*What is being asked*.
Quote every line of the data below as it stands, omitting pictures.

(Records from a collection of figures)
+++
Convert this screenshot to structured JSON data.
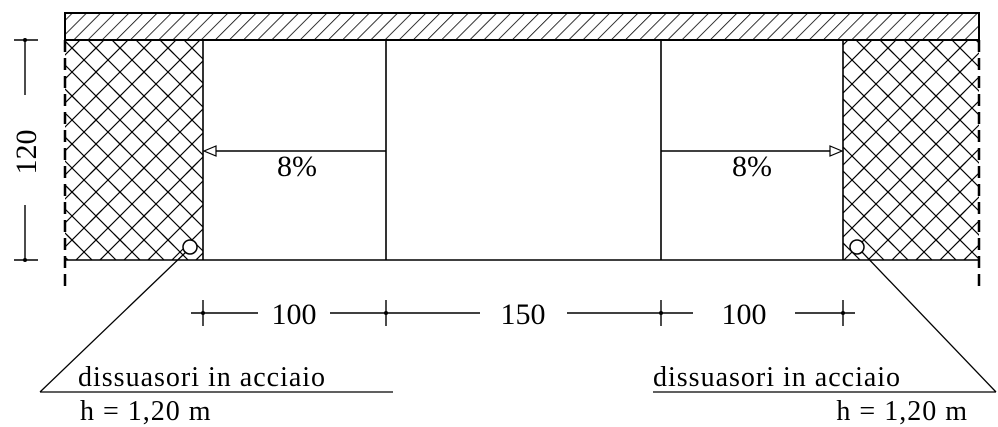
{
  "dimensions": {
    "height": "120",
    "left_ramp": "100",
    "center": "150",
    "right_ramp": "100"
  },
  "slopes": {
    "left": "8%",
    "right": "8%"
  },
  "labels": {
    "left": {
      "line1": "dissuasori in acciaio",
      "line2": "h = 1,20 m"
    },
    "right": {
      "line1": "dissuasori in acciaio",
      "line2": "h = 1,20 m"
    }
  }
}
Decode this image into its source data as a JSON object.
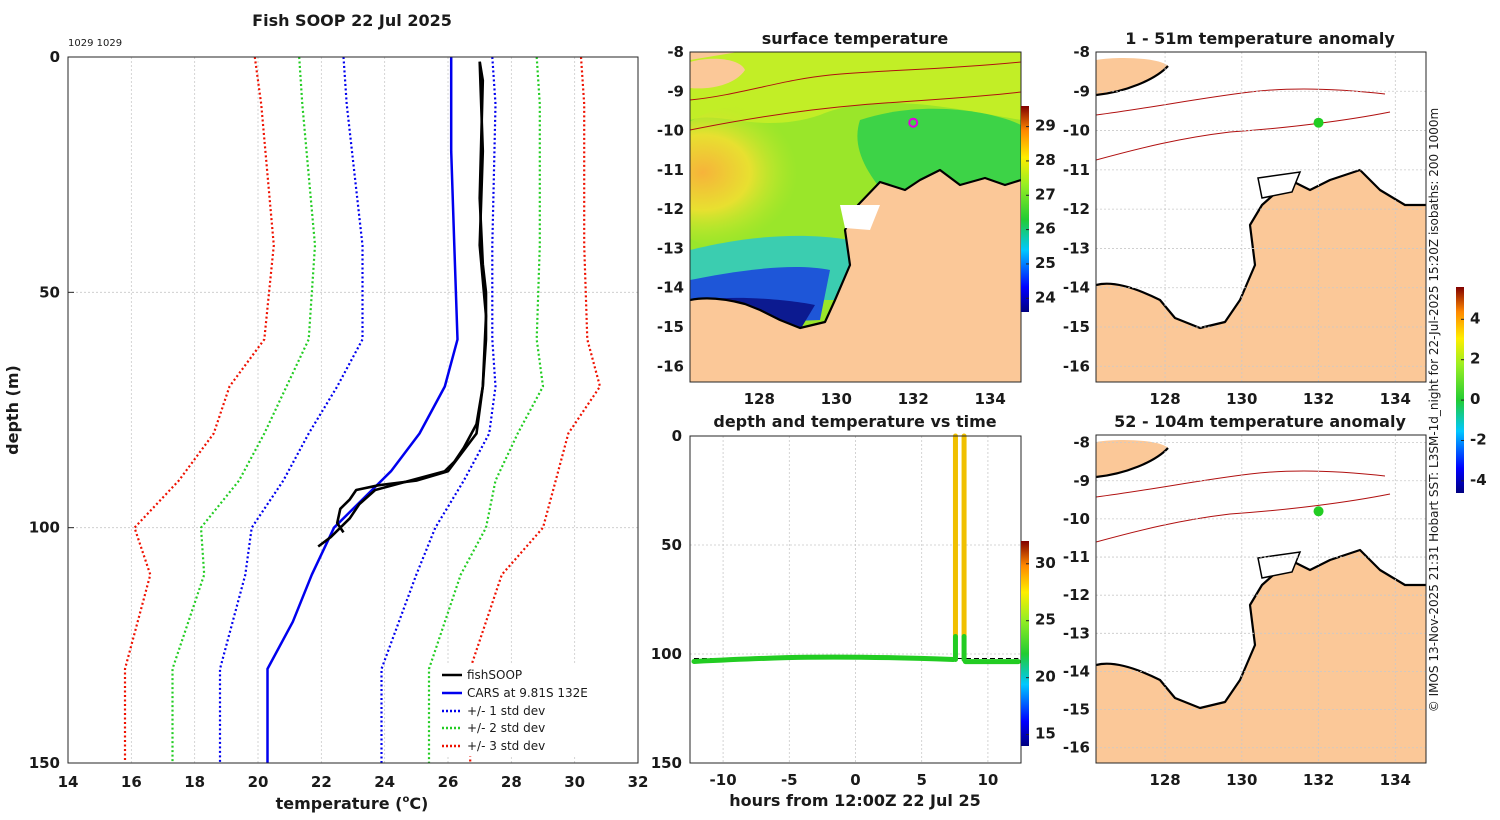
+++
*Task solution*.
Convert this screenshot to structured JSON data.
{
  "dimensions": {
    "height": "120",
    "left_ramp": "100",
    "center": "150",
    "right_ramp": "100"
  },
  "slopes": {
    "left": "8%",
    "right": "8%"
  },
  "labels": {
    "left": {
      "line1": "dissuasori in acciaio",
      "line2": "h = 1,20 m"
    },
    "right": {
      "line1": "dissuasori in acciaio",
      "line2": "h = 1,20 m"
    }
  }
}
Decode this image into its source data as a JSON object.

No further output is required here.